## Short problem
From the entries that follow, list every line in which the string "проективного" appears.
::::::::
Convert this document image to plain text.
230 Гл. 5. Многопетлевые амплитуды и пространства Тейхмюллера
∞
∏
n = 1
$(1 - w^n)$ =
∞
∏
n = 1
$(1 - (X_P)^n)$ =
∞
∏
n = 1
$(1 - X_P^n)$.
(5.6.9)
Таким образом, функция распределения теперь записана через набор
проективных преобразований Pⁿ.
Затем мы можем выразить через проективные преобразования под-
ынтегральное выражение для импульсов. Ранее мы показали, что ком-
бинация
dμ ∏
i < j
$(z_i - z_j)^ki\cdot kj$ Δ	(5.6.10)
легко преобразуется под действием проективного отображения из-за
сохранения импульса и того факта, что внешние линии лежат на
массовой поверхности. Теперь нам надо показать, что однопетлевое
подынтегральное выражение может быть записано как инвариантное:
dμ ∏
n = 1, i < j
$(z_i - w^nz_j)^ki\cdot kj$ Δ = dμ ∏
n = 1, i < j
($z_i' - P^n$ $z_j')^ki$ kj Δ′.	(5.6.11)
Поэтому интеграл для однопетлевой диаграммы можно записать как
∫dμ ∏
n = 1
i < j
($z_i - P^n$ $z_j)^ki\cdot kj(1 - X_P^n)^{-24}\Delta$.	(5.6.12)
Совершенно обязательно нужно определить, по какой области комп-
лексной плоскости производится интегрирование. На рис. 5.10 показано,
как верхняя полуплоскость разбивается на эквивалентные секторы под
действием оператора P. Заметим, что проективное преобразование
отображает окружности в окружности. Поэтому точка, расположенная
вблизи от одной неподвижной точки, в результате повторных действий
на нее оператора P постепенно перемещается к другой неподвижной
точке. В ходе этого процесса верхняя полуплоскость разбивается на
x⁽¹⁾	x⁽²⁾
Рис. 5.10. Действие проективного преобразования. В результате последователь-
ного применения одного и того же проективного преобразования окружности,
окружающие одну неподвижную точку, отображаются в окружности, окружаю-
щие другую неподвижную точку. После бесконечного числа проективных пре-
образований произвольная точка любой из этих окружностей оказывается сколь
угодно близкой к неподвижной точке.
::::::::
## Reply to the task
легко преобразуется под действием проективного отображения из-за
Рис. 5.10. Действие проективного преобразования. В результате последователь-
ного применения одного и того же проективного преобразования окружности,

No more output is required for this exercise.